> **EXERCISE DETAILS**
Repeat every entry in the listing below, exactly.

Source records:
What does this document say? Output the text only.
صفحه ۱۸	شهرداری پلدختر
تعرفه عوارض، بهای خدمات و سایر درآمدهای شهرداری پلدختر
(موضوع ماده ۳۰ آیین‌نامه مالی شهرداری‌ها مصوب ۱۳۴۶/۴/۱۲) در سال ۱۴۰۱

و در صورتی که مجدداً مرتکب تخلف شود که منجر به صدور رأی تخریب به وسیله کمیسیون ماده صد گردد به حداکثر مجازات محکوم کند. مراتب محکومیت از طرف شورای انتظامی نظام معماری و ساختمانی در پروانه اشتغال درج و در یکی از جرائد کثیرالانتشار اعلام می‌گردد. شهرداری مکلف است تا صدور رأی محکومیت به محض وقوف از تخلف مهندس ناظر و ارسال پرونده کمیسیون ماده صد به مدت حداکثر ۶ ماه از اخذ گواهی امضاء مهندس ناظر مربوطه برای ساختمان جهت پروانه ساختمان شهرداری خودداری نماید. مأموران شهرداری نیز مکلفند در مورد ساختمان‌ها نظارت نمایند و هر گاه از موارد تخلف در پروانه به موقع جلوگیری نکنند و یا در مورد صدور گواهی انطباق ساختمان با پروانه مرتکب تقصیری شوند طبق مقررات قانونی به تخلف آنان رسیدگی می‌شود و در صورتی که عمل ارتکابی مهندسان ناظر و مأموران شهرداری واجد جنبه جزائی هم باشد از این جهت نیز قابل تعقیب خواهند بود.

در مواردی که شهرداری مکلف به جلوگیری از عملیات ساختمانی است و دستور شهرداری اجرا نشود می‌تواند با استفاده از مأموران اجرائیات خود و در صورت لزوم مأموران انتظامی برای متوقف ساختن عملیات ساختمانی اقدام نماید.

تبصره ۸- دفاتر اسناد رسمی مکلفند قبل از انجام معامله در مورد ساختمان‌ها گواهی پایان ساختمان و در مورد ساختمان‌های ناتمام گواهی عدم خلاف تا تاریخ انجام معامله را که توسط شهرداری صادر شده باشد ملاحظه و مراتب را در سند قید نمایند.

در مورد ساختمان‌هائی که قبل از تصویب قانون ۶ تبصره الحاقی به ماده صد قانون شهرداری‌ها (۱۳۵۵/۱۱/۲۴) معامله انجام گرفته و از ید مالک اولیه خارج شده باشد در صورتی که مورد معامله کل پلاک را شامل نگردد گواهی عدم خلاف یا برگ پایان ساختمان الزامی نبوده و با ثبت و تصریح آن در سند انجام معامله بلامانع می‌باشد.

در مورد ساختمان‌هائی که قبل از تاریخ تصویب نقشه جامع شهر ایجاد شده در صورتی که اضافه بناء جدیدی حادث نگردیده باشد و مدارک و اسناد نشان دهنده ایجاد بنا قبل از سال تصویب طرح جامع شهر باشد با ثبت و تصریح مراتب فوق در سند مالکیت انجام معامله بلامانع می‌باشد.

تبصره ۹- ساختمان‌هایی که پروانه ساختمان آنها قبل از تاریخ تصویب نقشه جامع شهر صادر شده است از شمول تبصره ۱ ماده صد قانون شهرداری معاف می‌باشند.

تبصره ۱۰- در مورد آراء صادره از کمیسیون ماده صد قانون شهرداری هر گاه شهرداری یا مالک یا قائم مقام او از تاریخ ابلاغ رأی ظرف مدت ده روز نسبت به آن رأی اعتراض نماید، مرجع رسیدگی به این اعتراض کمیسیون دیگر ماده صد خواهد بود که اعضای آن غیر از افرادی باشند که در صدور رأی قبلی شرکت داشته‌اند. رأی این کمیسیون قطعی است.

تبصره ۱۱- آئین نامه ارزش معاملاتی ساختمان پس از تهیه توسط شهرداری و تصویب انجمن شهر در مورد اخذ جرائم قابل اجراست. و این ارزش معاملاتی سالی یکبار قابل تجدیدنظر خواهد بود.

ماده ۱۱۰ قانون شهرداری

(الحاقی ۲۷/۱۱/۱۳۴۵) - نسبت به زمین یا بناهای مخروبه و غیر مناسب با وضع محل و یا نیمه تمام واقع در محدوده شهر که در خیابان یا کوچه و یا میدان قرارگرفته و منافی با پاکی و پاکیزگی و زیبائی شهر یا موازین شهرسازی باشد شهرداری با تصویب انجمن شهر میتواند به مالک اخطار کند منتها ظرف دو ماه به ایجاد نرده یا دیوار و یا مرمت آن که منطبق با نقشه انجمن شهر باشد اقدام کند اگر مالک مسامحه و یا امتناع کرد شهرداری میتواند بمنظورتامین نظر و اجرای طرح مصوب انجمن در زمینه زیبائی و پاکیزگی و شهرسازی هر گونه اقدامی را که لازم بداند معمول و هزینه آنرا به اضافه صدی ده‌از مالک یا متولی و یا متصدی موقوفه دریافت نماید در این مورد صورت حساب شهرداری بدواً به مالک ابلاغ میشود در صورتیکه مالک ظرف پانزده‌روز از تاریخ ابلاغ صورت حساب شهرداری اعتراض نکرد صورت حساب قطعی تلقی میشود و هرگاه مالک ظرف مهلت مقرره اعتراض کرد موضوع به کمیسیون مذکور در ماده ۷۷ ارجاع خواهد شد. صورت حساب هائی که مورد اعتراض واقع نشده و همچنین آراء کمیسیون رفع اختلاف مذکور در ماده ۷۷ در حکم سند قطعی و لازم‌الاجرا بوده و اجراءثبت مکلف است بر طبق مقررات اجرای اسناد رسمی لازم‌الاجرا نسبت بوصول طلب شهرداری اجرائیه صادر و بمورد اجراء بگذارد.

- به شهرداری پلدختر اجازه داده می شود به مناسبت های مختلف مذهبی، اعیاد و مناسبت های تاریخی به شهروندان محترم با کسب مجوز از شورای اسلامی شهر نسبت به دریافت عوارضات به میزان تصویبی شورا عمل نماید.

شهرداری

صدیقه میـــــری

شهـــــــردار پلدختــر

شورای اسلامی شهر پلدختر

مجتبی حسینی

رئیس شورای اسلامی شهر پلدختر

> **ANSWER TO THE TASK**
What does this document say? Output the text only.
صفحه ۱۸	شهرداری پلدختر
تعرفه عوارض، بهای خدمات و سایر درآمدهای شهرداری پلدختر
(موضوع ماده ۳۰ آیین‌نامه مالی شهرداری‌ها مصوب ۱۳۴۶/۴/۱۲) در سال ۱۴۰۱

و در صورتی که مجدداً مرتکب تخلف شود که منجر به صدور رأی تخریب به وسیله کمیسیون ماده صد گردد به حداکثر مجازات محکوم کند. مراتب محکومیت از طرف شورای انتظامی نظام معماری و ساختمانی در پروانه اشتغال درج و در یکی از جرائد کثیرالانتشار اعلام می‌گردد. شهرداری مکلف است تا صدور رأی محکومیت به محض وقوف از تخلف مهندس ناظر و ارسال پرونده کمیسیون ماده صد به مدت حداکثر ۶ ماه از اخذ گواهی امضاء مهندس ناظر مربوطه برای ساختمان جهت پروانه ساختمان شهرداری خودداری نماید. مأموران شهرداری نیز مکلفند در مورد ساختمان‌ها نظارت نمایند و هر گاه از موارد تخلف در پروانه به موقع جلوگیری نکنند و یا در مورد صدور گواهی انطباق ساختمان با پروانه مرتکب تقصیری شوند طبق مقررات قانونی به تخلف آنان رسیدگی می‌شود و در صورتی که عمل ارتکابی مهندسان ناظر و مأموران شهرداری واجد جنبه جزائی هم باشد از این جهت نیز قابل تعقیب خواهند بود.

در مواردی که شهرداری مکلف به جلوگیری از عملیات ساختمانی است و دستور شهرداری اجرا نشود می‌تواند با استفاده از مأموران اجرائیات خود و در صورت لزوم مأموران انتظامی برای متوقف ساختن عملیات ساختمانی اقدام نماید.

تبصره ۸- دفاتر اسناد رسمی مکلفند قبل از انجام معامله در مورد ساختمان‌ها گواهی پایان ساختمان و در مورد ساختمان‌های ناتمام گواهی عدم خلاف تا تاریخ انجام معامله را که توسط شهرداری صادر شده باشد ملاحظه و مراتب را در سند قید نمایند.

در مورد ساختمان‌هائی که قبل از تصویب قانون ۶ تبصره الحاقی به ماده صد قانون شهرداری‌ها (۱۳۵۵/۱۱/۲۴) معامله انجام گرفته و از ید مالک اولیه خارج شده باشد در صورتی که مورد معامله کل پلاک را شامل نگردد گواهی عدم خلاف یا برگ پایان ساختمان الزامی نبوده و با ثبت و تصریح آن در سند انجام معامله بلامانع می‌باشد.

در مورد ساختمان‌هائی که قبل از تاریخ تصویب نقشه جامع شهر ایجاد شده در صورتی که اضافه بناء جدیدی حادث نگردیده باشد و مدارک و اسناد نشان دهنده ایجاد بنا قبل از سال تصویب طرح جامع شهر باشد با ثبت و تصریح مراتب فوق در سند مالکیت انجام معامله بلامانع می‌باشد.

تبصره ۹- ساختمان‌هایی که پروانه ساختمان آنها قبل از تاریخ تصویب نقشه جامع شهر صادر شده است از شمول تبصره ۱ ماده صد قانون شهرداری معاف می‌باشند.

تبصره ۱۰- در مورد آراء صادره از کمیسیون ماده صد قانون شهرداری هر گاه شهرداری یا مالک یا قائم مقام او از تاریخ ابلاغ رأی ظرف مدت ده روز نسبت به آن رأی اعتراض نماید، مرجع رسیدگی به این اعتراض کمیسیون دیگر ماده صد خواهد بود که اعضای آن غیر از افرادی باشند که در صدور رأی قبلی شرکت داشته‌اند. رأی این کمیسیون قطعی است.

تبصره ۱۱- آئین نامه ارزش معاملاتی ساختمان پس از تهیه توسط شهرداری و تصویب انجمن شهر در مورد اخذ جرائم قابل اجراست. و این ارزش معاملاتی سالی یکبار قابل تجدیدنظر خواهد بود.

ماده ۱۱۰ قانون شهرداری

(الحاقی ۲۷/۱۱/۱۳۴۵) - نسبت به زمین یا بناهای مخروبه و غیر مناسب با وضع محل و یا نیمه تمام واقع در محدوده شهر که در خیابان یا کوچه و یا میدان قرارگرفته و منافی با پاکی و پاکیزگی و زیبائی شهر یا موازین شهرسازی باشد شهرداری با تصویب انجمن شهر میتواند به مالک اخطار کند منتها ظرف دو ماه به ایجاد نرده یا دیوار و یا مرمت آن که منطبق با نقشه انجمن شهر باشد اقدام کند اگر مالک مسامحه و یا امتناع کرد شهرداری میتواند بمنظورتامین نظر و اجرای طرح مصوب انجمن در زمینه زیبائی و پاکیزگی و شهرسازی هر گونه اقدامی را که لازم بداند معمول و هزینه آنرا به اضافه صدی ده‌از مالک یا متولی و یا متصدی موقوفه دریافت نماید در این مورد صورت حساب شهرداری بدواً به مالک ابلاغ میشود در صورتیکه مالک ظرف پانزده‌روز از تاریخ ابلاغ صورت حساب شهرداری اعتراض نکرد صورت حساب قطعی تلقی میشود و هرگاه مالک ظرف مهلت مقرره اعتراض کرد موضوع به کمیسیون مذکور در ماده ۷۷ ارجاع خواهد شد. صورت حساب هائی که مورد اعتراض واقع نشده و همچنین آراء کمیسیون رفع اختلاف مذکور در ماده ۷۷ در حکم سند قطعی و لازم‌الاجرا بوده و اجراءثبت مکلف است بر طبق مقررات اجرای اسناد رسمی لازم‌الاجرا نسبت بوصول طلب شهرداری اجرائیه صادر و بمورد اجراء بگذارد.

- به شهرداری پلدختر اجازه داده می شود به مناسبت های مختلف مذهبی، اعیاد و مناسبت های تاریخی به شهروندان محترم با کسب مجوز از شورای اسلامی شهر نسبت به دریافت عوارضات به میزان تصویبی شورا عمل نماید.

شهرداری

صدیقه میـــــری

شهـــــــردار پلدختــر

شورای اسلامی شهر پلدختر

مجتبی حسینی

رئیس شورای اسلامی شهر پلدختر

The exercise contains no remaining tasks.